_Materials provided:_
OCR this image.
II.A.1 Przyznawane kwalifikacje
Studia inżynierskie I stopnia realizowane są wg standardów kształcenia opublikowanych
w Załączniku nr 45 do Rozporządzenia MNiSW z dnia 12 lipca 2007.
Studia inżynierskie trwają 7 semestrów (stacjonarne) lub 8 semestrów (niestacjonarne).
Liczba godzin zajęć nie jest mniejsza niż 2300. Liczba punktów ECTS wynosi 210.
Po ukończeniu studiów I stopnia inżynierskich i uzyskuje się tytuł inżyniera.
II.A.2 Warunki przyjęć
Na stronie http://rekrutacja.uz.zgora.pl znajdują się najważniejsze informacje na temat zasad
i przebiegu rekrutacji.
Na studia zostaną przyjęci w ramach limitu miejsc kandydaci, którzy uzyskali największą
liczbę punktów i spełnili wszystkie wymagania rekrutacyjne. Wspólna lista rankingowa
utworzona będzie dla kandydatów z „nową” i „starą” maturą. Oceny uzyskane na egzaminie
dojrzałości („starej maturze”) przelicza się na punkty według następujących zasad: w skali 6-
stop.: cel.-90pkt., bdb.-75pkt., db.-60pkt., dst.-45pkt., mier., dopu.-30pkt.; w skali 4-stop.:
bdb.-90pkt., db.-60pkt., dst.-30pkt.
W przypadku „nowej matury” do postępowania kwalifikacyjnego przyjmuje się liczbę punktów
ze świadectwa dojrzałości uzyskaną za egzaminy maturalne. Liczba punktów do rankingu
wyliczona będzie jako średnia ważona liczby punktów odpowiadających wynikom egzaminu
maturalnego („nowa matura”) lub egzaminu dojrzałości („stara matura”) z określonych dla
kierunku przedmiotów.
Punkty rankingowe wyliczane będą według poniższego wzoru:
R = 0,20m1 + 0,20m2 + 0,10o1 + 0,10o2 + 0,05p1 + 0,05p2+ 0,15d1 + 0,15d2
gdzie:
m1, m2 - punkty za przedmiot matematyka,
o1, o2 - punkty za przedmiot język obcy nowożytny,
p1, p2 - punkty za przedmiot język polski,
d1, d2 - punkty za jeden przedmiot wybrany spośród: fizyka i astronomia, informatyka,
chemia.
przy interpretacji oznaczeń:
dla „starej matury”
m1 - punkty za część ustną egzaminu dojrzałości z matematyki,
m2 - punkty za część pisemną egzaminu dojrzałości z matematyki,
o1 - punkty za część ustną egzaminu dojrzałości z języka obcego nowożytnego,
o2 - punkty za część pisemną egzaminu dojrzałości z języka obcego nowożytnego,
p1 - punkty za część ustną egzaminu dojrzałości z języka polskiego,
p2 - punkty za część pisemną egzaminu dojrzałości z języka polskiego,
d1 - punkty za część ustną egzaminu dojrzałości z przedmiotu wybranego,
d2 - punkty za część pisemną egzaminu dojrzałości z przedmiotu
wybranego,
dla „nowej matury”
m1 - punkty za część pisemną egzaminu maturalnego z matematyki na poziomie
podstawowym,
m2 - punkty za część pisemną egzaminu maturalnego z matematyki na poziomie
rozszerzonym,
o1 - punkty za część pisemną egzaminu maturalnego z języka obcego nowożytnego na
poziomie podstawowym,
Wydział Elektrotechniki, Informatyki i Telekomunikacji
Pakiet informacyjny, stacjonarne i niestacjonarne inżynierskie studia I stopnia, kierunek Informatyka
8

---

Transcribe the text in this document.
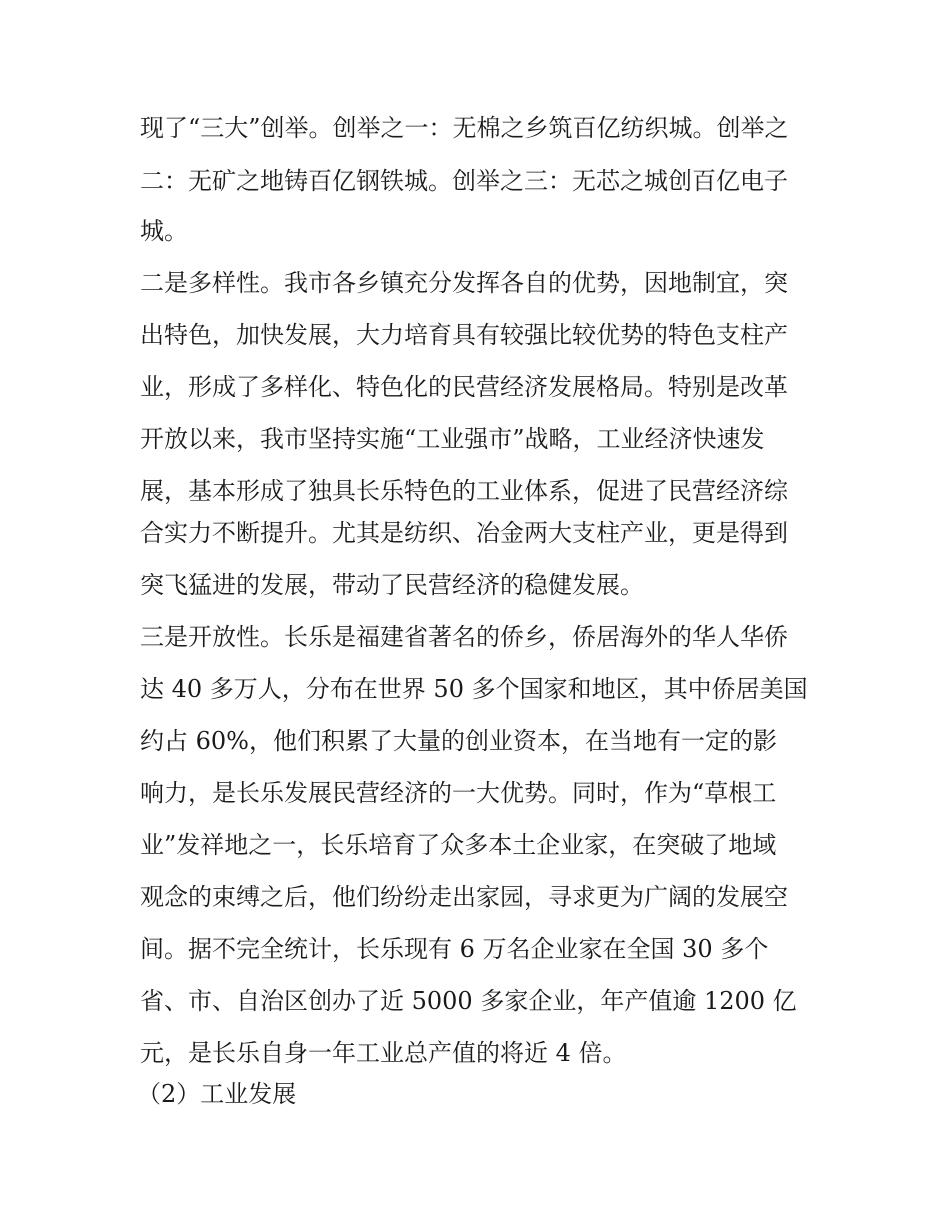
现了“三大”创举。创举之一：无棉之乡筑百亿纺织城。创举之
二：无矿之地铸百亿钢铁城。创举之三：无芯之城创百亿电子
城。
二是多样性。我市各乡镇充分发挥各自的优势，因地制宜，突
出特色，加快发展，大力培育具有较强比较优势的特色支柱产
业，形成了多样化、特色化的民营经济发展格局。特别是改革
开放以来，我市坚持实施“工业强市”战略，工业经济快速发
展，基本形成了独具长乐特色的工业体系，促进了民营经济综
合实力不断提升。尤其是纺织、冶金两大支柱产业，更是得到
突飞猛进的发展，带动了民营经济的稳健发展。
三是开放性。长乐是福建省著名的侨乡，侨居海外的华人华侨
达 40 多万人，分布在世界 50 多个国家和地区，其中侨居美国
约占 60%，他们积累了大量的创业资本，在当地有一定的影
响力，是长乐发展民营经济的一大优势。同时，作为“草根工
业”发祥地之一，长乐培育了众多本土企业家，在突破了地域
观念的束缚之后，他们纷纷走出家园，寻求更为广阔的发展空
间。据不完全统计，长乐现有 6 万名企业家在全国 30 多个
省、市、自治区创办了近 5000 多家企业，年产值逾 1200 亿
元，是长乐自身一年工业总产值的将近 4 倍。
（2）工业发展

_Set exercise:_
Tally the lines in the records above that contain the word "inżynierskie", and give only that number.

_Written response:_
3